§ Instructions to follow
Retype the whole listing verbatim and keep the pictures out of it.

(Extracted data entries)
● ● ● ●
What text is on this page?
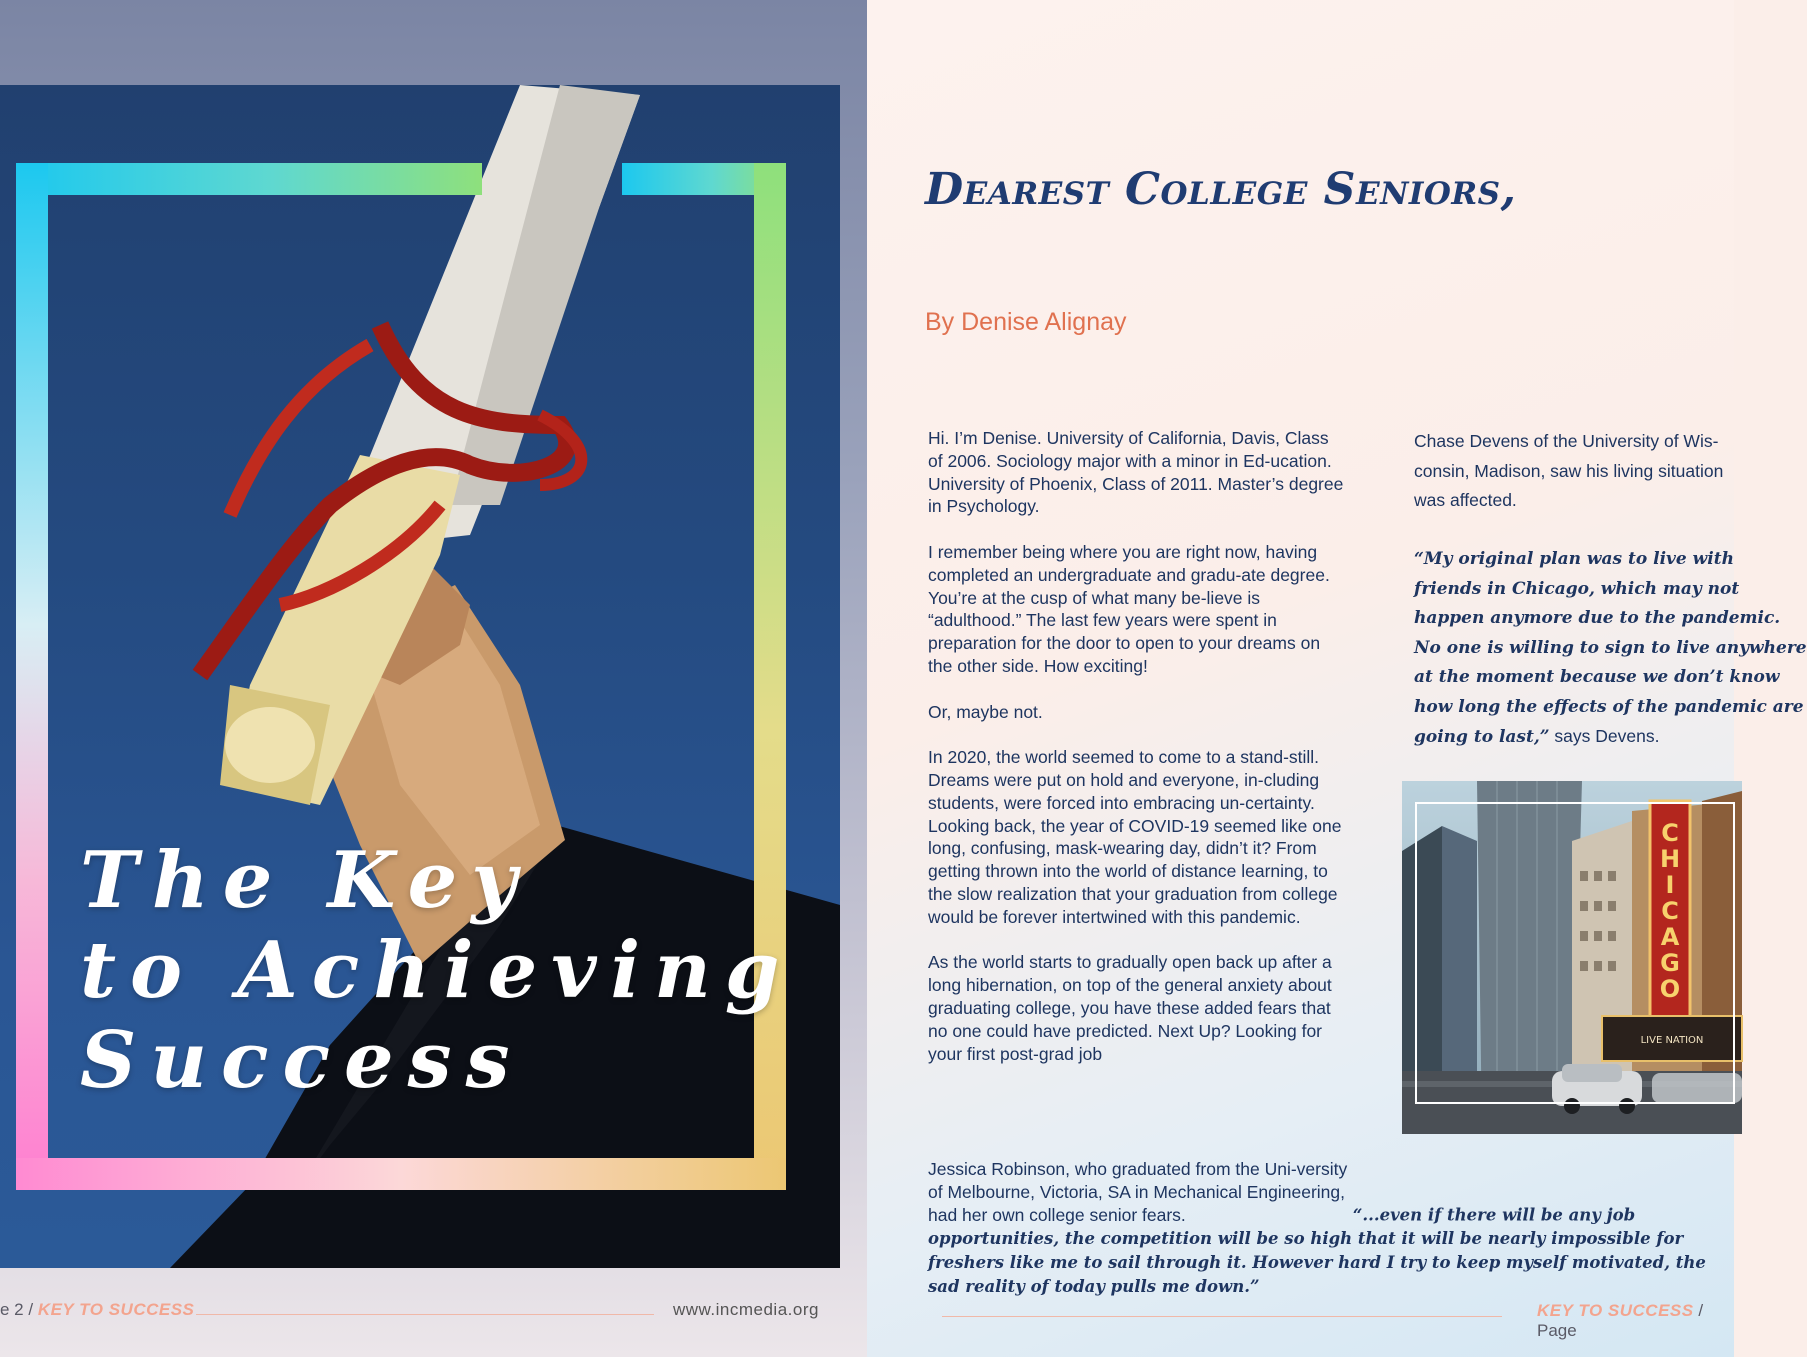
The Key
to Achieving
Success
e 2 / KEY TO SUCCESS	www.incmedia.org
Dearest College Seniors,
By Denise Alignay

Hi. I’m Denise. University of California, Davis, Class of 2006. Sociology major with a minor in Ed-ucation. University of Phoenix, Class of 2011. Master’s degree in Psychology.

I remember being where you are right now, having completed an undergraduate and gradu-ate degree. You’re at the cusp of what many be-lieve is “adulthood.” The last few years were spent in preparation for the door to open to your dreams on the other side. How exciting!

Or, maybe not.

In 2020, the world seemed to come to a stand-still. Dreams were put on hold and everyone, in-cluding students, were forced into embracing un-certainty. Looking back, the year of COVID-19 seemed like one long, confusing, mask-wearing day, didn’t it? From getting thrown into the world of distance learning, to the slow realization that your graduation from college would be forever intertwined with this pandemic.

As the world starts to gradually open back up after a long hibernation, on top of the general anxiety about graduating college, you have these added fears that no one could have predicted. Next Up? Looking for your first post-grad job

Jessica Robinson, who graduated from the Uni-versity of Melbourne, Victoria, SA in Mechanical Engineering, had her own college senior fears.	“...even if there will be any job opportunities, the competition will be so high that it will be nearly impossible for freshers like me to sail through it. However hard I try to keep myself motivated, the sad reality of today pulls me down.”
Chase Devens of the University of Wis-
consin, Madison, saw his living situation
was affected.
“My original plan was to live with
friends in Chicago, which may not
happen anymore due to the pandemic.
No one is willing to sign to live anywhere
at the moment because we don’t know
how long the effects of the pandemic are
going to last,” says Devens.
C H I C A G O
LIVE NATION
KEY TO SUCCESS / Page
● ● ● ●
§ Output of the task
What text is on this page?
The Key
to Achieving
Success
e 2 / KEY TO SUCCESS	www.incmedia.org
Dearest College Seniors,
By Denise Alignay

Hi. I’m Denise. University of California, Davis, Class of 2006. Sociology major with a minor in Ed-ucation. University of Phoenix, Class of 2011. Master’s degree in Psychology.

I remember being where you are right now, having completed an undergraduate and gradu-ate degree. You’re at the cusp of what many be-lieve is “adulthood.” The last few years were spent in preparation for the door to open to your dreams on the other side. How exciting!

Or, maybe not.

In 2020, the world seemed to come to a stand-still. Dreams were put on hold and everyone, in-cluding students, were forced into embracing un-certainty. Looking back, the year of COVID-19 seemed like one long, confusing, mask-wearing day, didn’t it? From getting thrown into the world of distance learning, to the slow realization that your graduation from college would be forever intertwined with this pandemic.

As the world starts to gradually open back up after a long hibernation, on top of the general anxiety about graduating college, you have these added fears that no one could have predicted. Next Up? Looking for your first post-grad job

Jessica Robinson, who graduated from the Uni-versity of Melbourne, Victoria, SA in Mechanical Engineering, had her own college senior fears.	“...even if there will be any job opportunities, the competition will be so high that it will be nearly impossible for freshers like me to sail through it. However hard I try to keep myself motivated, the sad reality of today pulls me down.”
Chase Devens of the University of Wis-
consin, Madison, saw his living situation
was affected.
“My original plan was to live with
friends in Chicago, which may not
happen anymore due to the pandemic.
No one is willing to sign to live anywhere
at the moment because we don’t know
how long the effects of the pandemic are
going to last,” says Devens.
C H I C A G O
LIVE NATION
KEY TO SUCCESS / Page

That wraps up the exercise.